An exact copy of every record is needed.
** start of Source data **
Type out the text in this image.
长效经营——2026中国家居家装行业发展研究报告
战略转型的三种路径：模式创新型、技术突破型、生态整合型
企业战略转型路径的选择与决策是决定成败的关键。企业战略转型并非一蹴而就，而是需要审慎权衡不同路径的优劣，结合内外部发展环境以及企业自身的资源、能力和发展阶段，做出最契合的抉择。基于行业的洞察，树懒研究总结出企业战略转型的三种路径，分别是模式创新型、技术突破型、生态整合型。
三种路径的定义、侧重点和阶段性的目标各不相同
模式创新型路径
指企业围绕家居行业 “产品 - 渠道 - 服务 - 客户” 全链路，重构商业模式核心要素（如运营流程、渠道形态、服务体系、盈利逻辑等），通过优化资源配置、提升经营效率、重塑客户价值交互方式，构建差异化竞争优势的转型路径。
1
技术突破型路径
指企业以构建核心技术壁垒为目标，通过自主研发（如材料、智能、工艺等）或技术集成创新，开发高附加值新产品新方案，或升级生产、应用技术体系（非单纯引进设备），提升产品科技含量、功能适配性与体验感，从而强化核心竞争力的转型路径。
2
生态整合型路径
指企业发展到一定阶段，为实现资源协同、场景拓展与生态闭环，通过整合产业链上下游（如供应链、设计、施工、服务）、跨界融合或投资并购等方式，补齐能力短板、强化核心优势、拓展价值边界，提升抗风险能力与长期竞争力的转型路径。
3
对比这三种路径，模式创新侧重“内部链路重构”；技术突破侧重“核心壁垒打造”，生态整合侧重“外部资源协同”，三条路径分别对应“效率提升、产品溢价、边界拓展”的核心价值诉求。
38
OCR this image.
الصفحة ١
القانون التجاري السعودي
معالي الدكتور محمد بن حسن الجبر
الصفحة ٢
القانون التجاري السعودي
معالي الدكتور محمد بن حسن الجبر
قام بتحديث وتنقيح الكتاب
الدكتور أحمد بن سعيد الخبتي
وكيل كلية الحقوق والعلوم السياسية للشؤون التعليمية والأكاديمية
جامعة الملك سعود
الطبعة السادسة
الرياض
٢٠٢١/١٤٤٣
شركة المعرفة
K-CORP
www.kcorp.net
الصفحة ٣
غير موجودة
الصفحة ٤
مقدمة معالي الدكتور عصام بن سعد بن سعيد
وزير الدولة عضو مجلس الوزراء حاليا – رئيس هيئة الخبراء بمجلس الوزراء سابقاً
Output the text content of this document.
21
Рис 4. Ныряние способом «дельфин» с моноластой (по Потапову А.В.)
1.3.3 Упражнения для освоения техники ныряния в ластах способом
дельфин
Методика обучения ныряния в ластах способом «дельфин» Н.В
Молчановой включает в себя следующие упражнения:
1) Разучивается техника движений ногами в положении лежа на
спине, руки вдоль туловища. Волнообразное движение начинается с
** end of Source data **
**Output for this task:**
Type out the text in this image.
长效经营——2026中国家居家装行业发展研究报告
战略转型的三种路径：模式创新型、技术突破型、生态整合型
企业战略转型路径的选择与决策是决定成败的关键。企业战略转型并非一蹴而就，而是需要审慎权衡不同路径的优劣，结合内外部发展环境以及企业自身的资源、能力和发展阶段，做出最契合的抉择。基于行业的洞察，树懒研究总结出企业战略转型的三种路径，分别是模式创新型、技术突破型、生态整合型。
三种路径的定义、侧重点和阶段性的目标各不相同
模式创新型路径
指企业围绕家居行业 “产品 - 渠道 - 服务 - 客户” 全链路，重构商业模式核心要素（如运营流程、渠道形态、服务体系、盈利逻辑等），通过优化资源配置、提升经营效率、重塑客户价值交互方式，构建差异化竞争优势的转型路径。
1
技术突破型路径
指企业以构建核心技术壁垒为目标，通过自主研发（如材料、智能、工艺等）或技术集成创新，开发高附加值新产品新方案，或升级生产、应用技术体系（非单纯引进设备），提升产品科技含量、功能适配性与体验感，从而强化核心竞争力的转型路径。
2
生态整合型路径
指企业发展到一定阶段，为实现资源协同、场景拓展与生态闭环，通过整合产业链上下游（如供应链、设计、施工、服务）、跨界融合或投资并购等方式，补齐能力短板、强化核心优势、拓展价值边界，提升抗风险能力与长期竞争力的转型路径。
3
对比这三种路径，模式创新侧重“内部链路重构”；技术突破侧重“核心壁垒打造”，生态整合侧重“外部资源协同”，三条路径分别对应“效率提升、产品溢价、边界拓展”的核心价值诉求。
38
OCR this image.
الصفحة ١
القانون التجاري السعودي
معالي الدكتور محمد بن حسن الجبر
الصفحة ٢
القانون التجاري السعودي
معالي الدكتور محمد بن حسن الجبر
قام بتحديث وتنقيح الكتاب
الدكتور أحمد بن سعيد الخبتي
وكيل كلية الحقوق والعلوم السياسية للشؤون التعليمية والأكاديمية
جامعة الملك سعود
الطبعة السادسة
الرياض
٢٠٢١/١٤٤٣
شركة المعرفة
K-CORP
www.kcorp.net
الصفحة ٣
غير موجودة
الصفحة ٤
مقدمة معالي الدكتور عصام بن سعد بن سعيد
وزير الدولة عضو مجلس الوزراء حاليا – رئيس هيئة الخبراء بمجلس الوزراء سابقاً
Output the text content of this document.
21
Рис 4. Ныряние способом «дельфин» с моноластой (по Потапову А.В.)
1.3.3 Упражнения для освоения техники ныряния в ластах способом
дельфин
Методика обучения ныряния в ластах способом «дельфин» Н.В
Молчановой включает в себя следующие упражнения:
1) Разучивается техника движений ногами в положении лежа на
спине, руки вдоль туловища. Волнообразное движение начинается с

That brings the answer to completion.